▶ **Source text**
---

A review of tonight's The Good Place coming up just as soon as I ask if you're going to give me another cactus…
There's a moment midway through “Most Improved Player” where Janet, still restoring her pre-murder memories, promises Michael that she has finally located Eleanor's file. Michael asks if what she is actually holding behind her back is another cactus. He knows it's a cactus. We know it's a cactus. Even Janet, on some deep level of her coding, probably knows that it's a cactus. But she promises that it's the file and not a cactus, and then hands Michael a cactus anyway. It is the most predictable punchline possible, but it's also delightful, because the joke isn't in the surprise, but in Michael's growing exasperation with the inevitability of the cactus.
The rest of “Most Improved Player” toggles back and forth between what's inevitable and what's surprising, as Eleanor comes clean while trying to protect Chidi and Jason from also being sent to the Bad Place. We can assume, for instance, that Eleanor won't actually be banished, or that, if she is, it will only be for an episode or two so we can get a better idea of what the Bad Place is like, so her temporary reprieve wasn't too shocking. But the arrival of Trevor (Adam Scott in full, hilarious, Stepbrothers d-bag mode) began offering signs that the Bad Place is very different from what we've come to think of as Hell: not a place of fire and excruciating physical torment, but an eternity of being annoyed to the point of madness, whether by the train's temperature rising one degree every time she thinks about how hot it is, or being hungry on a train where the only meal option is room temperature Manhattan clam chowder (monstrous on every possible level), and even that's not available because the dining car is closed. (It's the show's point system, inverted.)

---

▶ **Supplied material**
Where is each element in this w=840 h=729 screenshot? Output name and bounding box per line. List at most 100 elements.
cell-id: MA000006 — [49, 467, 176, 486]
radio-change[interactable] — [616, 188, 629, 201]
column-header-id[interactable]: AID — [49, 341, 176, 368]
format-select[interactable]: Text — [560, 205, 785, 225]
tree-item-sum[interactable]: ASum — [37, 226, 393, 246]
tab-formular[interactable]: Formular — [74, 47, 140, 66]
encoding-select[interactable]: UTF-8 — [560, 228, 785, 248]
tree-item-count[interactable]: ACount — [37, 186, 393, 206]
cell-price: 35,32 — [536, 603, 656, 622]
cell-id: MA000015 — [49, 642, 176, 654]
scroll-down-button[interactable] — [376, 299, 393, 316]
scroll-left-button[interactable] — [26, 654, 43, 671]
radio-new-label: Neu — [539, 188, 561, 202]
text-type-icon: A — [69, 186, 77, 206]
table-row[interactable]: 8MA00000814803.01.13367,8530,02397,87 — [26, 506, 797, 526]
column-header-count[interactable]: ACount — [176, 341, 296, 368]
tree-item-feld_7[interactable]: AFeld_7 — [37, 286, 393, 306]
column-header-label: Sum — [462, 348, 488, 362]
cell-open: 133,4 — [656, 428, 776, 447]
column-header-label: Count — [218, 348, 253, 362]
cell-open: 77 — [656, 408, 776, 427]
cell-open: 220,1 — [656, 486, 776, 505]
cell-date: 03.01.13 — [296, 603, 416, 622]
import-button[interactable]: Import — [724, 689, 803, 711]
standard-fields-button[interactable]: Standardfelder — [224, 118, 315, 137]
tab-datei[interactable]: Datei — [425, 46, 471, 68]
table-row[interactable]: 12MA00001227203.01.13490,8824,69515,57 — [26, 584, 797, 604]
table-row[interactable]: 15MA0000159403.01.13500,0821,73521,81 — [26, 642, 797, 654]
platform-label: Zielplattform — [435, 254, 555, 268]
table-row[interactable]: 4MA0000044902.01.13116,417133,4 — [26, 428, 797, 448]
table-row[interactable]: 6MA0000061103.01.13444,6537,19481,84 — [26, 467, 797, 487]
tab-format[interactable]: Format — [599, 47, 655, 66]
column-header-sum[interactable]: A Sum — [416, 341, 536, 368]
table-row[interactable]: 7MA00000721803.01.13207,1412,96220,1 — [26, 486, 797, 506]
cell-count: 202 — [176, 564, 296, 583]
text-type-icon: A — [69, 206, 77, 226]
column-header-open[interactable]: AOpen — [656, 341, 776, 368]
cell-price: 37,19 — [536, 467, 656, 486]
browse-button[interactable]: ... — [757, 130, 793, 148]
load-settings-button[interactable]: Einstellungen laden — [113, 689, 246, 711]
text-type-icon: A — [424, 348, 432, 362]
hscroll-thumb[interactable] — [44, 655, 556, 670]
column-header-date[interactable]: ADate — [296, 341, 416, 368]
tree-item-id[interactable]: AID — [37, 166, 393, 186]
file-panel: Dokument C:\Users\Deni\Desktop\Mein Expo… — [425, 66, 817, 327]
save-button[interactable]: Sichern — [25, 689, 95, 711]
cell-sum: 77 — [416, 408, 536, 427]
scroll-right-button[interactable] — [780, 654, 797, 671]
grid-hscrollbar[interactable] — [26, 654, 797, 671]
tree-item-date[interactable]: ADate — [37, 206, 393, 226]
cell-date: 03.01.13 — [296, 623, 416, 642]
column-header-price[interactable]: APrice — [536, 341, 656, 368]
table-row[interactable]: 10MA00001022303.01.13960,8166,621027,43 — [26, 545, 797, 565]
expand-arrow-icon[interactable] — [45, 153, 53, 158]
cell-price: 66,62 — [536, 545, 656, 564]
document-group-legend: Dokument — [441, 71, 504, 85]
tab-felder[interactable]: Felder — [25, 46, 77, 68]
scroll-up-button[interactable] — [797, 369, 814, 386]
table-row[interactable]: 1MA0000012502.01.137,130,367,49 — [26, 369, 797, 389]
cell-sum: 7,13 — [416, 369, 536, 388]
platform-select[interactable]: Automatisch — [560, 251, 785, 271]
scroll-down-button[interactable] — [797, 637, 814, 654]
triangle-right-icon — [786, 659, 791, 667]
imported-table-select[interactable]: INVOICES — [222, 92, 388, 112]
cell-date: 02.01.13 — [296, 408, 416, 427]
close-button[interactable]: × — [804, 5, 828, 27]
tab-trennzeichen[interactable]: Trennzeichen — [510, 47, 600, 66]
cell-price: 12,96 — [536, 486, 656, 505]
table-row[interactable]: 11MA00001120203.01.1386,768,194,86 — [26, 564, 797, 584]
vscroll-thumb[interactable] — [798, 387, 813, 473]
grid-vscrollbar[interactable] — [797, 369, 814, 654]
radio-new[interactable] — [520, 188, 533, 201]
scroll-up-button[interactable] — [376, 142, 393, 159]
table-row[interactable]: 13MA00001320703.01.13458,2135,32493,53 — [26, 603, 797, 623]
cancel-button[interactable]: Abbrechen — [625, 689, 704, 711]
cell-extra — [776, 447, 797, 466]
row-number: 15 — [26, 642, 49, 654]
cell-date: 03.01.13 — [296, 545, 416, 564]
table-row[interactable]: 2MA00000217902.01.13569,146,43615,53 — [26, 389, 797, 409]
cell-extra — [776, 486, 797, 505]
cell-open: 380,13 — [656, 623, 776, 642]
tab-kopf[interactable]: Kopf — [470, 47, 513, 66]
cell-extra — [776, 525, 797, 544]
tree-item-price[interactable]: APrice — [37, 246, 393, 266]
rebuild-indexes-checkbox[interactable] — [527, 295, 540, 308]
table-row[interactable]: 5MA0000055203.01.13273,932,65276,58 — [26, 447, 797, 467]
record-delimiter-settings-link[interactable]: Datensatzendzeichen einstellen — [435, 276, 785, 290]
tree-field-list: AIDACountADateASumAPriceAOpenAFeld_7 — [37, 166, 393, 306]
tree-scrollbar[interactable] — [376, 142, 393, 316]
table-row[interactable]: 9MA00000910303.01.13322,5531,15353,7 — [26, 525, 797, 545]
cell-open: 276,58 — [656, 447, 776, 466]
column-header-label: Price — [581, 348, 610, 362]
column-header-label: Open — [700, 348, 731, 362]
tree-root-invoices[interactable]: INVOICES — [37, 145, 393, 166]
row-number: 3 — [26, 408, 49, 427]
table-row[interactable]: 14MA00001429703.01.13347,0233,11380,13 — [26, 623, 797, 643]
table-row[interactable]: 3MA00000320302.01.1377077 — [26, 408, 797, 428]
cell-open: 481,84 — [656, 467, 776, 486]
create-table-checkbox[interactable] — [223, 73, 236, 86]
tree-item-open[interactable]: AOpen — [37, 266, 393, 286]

---

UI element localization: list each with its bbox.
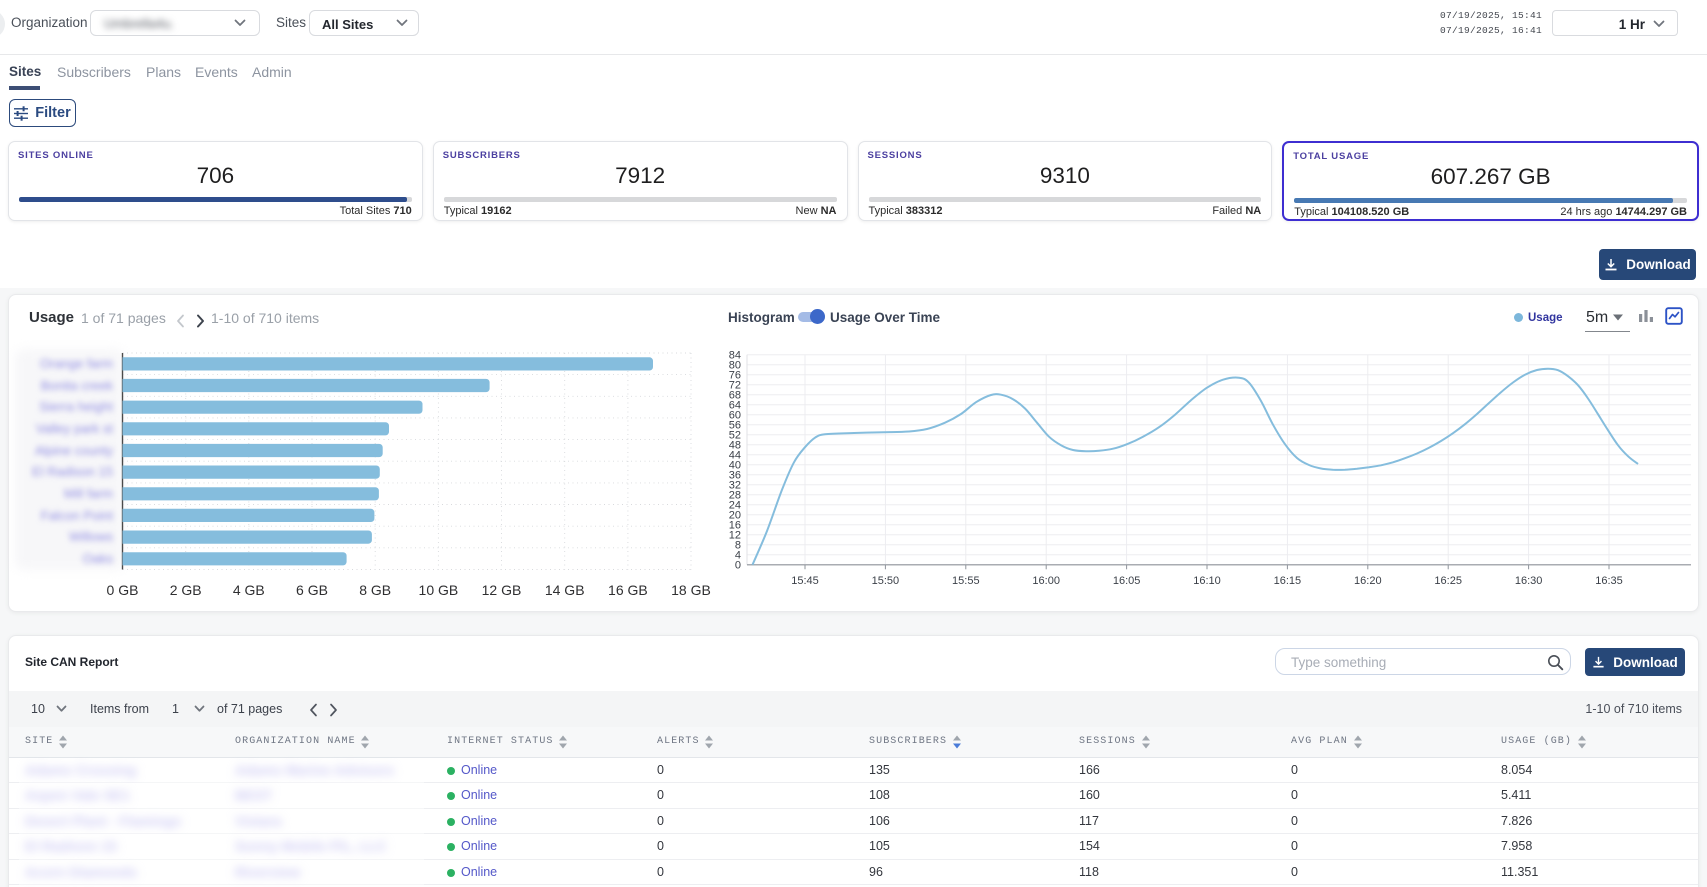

---

Retype the passage of The Good Place review from "A review of" to "of the cactus.". The material comes from a different source than the review.

A review of tonight's The Good Place coming up just as soon as I ask if you're going to give me another cactus…
There's a moment midway through “Most Improved Player” where Janet, still restoring her pre-murder memories, promises Michael that she has finally located Eleanor's file. Michael asks if what she is actually holding behind her back is another cactus. He knows it's a cactus. We know it's a cactus. Even Janet, on some deep level of her coding, probably knows that it's a cactus. But she promises that it's the file and not a cactus, and then hands Michael a cactus anyway. It is the most predictable punchline possible, but it's also delightful, because the joke isn't in the surprise, but in Michael's growing exasperation with the inevitability of the cactus.